**Dataset extract:**
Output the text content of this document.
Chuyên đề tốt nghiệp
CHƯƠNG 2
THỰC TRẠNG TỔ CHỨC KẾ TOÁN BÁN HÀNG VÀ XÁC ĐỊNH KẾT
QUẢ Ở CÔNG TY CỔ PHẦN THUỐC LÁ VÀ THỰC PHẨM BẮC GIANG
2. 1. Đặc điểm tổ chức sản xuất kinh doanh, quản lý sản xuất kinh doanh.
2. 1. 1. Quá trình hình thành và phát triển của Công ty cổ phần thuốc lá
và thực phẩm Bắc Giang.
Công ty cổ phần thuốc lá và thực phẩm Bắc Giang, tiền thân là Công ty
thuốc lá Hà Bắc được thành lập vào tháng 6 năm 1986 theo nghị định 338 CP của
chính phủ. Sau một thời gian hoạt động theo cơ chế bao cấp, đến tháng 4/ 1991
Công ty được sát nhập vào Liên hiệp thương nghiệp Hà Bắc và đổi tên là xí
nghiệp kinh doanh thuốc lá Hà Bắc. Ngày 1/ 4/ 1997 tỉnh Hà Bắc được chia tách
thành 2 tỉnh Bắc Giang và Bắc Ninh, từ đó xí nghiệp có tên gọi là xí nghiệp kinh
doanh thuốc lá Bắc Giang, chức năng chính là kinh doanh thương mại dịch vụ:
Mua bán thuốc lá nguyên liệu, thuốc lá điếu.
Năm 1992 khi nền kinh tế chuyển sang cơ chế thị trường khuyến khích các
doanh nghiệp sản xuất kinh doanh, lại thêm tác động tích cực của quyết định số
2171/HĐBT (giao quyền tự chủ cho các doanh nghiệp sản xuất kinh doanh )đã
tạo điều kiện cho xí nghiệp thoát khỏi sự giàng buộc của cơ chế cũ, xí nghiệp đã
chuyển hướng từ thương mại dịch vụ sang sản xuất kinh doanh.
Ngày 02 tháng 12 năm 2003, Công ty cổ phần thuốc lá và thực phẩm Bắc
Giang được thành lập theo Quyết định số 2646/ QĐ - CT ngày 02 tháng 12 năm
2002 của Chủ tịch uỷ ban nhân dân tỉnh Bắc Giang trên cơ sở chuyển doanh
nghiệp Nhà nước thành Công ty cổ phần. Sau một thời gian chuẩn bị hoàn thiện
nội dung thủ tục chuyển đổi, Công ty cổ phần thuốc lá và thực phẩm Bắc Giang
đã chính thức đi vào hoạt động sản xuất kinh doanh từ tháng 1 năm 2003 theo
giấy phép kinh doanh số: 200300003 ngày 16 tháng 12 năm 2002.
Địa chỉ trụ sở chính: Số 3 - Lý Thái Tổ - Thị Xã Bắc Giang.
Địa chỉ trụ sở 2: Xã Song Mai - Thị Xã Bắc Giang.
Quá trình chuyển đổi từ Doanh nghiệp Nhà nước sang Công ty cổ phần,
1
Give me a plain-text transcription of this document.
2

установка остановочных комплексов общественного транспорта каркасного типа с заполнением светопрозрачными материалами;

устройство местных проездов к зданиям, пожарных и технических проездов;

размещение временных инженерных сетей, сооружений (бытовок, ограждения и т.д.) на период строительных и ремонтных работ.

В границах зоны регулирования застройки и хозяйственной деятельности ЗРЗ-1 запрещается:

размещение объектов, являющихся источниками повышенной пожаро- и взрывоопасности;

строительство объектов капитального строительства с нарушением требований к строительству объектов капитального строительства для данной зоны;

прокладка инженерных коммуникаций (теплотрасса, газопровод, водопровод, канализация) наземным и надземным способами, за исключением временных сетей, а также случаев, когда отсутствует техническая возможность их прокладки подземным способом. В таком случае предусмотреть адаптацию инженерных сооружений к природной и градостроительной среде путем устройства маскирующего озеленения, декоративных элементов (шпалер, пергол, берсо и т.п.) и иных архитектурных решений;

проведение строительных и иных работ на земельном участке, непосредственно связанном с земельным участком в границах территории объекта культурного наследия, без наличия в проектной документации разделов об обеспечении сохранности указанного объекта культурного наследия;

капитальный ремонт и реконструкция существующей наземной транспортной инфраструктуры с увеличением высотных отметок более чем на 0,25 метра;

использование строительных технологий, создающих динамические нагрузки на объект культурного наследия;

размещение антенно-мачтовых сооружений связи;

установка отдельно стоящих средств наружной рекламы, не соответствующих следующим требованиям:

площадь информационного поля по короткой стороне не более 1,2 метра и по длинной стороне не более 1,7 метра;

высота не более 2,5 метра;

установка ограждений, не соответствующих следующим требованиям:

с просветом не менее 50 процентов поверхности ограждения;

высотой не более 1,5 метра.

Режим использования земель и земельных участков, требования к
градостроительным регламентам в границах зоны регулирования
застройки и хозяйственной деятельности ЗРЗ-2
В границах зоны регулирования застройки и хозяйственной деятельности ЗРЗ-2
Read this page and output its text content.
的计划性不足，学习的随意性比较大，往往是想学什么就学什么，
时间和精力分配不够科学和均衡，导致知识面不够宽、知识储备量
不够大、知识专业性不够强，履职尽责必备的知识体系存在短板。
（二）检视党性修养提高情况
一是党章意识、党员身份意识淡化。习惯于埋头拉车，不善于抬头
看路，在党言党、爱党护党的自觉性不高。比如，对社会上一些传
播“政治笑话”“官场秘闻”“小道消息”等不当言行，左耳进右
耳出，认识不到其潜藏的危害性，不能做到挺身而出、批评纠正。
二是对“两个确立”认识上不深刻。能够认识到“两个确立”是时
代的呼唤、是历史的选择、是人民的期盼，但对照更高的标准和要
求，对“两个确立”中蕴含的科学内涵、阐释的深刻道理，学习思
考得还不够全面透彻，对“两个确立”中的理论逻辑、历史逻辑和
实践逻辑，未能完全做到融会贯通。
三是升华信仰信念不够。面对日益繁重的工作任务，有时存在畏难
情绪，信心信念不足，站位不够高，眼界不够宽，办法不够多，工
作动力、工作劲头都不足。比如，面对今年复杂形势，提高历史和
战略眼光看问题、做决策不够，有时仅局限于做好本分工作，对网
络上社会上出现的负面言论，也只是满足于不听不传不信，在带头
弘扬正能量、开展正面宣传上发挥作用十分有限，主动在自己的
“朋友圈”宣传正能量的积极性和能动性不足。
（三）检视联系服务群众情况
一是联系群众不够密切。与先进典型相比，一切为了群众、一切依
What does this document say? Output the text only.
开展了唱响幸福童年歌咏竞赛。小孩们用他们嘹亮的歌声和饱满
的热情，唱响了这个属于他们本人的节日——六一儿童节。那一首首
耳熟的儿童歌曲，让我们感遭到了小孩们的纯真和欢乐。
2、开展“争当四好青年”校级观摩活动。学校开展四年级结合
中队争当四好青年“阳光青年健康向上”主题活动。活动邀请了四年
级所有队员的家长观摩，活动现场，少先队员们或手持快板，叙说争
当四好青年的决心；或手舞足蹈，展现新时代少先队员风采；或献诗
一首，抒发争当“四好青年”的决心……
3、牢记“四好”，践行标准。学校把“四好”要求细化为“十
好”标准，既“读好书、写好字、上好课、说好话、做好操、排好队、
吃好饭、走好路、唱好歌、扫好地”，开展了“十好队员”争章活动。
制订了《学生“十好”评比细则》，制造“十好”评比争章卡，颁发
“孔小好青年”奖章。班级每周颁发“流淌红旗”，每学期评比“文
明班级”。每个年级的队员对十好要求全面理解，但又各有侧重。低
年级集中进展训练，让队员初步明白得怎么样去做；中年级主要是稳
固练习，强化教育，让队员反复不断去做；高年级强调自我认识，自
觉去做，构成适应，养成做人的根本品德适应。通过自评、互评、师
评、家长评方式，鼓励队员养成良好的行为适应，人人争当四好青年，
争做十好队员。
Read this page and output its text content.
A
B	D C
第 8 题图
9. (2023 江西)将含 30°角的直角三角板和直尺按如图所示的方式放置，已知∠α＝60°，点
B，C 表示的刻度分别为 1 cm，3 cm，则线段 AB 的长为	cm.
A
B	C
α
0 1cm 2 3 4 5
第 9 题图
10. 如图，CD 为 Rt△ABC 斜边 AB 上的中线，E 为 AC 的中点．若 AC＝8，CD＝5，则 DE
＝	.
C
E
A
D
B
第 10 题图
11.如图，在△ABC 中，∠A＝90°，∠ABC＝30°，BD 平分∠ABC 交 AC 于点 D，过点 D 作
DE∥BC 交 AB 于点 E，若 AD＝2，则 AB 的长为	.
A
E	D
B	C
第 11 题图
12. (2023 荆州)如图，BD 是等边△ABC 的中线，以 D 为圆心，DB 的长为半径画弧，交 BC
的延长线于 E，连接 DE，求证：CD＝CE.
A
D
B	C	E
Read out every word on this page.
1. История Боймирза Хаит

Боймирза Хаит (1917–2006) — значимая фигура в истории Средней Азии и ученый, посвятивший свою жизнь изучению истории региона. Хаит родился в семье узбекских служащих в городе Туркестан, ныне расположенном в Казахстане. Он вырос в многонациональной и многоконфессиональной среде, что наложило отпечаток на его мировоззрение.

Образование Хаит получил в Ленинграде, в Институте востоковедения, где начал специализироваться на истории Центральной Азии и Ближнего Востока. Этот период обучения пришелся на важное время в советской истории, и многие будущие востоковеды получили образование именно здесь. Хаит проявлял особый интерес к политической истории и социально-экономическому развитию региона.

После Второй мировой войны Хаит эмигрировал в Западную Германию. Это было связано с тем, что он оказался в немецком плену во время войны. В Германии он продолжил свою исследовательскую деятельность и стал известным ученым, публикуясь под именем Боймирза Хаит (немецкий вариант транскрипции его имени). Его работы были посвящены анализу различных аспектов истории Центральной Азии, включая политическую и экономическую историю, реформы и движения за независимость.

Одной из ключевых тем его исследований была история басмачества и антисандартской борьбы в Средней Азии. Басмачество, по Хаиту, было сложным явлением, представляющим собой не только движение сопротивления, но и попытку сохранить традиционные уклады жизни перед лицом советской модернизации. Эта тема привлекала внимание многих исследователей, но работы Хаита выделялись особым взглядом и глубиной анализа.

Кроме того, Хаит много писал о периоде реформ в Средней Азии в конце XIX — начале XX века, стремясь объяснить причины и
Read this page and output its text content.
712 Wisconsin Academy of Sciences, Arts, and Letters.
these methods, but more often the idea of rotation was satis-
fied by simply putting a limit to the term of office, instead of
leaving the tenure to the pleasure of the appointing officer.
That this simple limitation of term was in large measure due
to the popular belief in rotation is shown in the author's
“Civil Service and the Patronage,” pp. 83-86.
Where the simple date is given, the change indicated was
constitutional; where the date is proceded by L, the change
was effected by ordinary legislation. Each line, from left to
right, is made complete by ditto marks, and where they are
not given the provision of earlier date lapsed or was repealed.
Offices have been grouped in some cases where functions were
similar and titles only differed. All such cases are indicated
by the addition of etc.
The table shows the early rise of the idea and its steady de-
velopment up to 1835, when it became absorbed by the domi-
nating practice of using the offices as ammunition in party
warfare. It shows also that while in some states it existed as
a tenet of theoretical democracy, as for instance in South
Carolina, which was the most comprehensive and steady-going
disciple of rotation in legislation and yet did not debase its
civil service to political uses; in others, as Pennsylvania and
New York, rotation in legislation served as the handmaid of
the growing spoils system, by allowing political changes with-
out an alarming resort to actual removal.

**Request:**
Copy all lines of the listing above that contain the string "cases".

**Solution for this problem:**
Offices have been grouped in some cases where functions were
similar and titles only differed. All such cases are indicated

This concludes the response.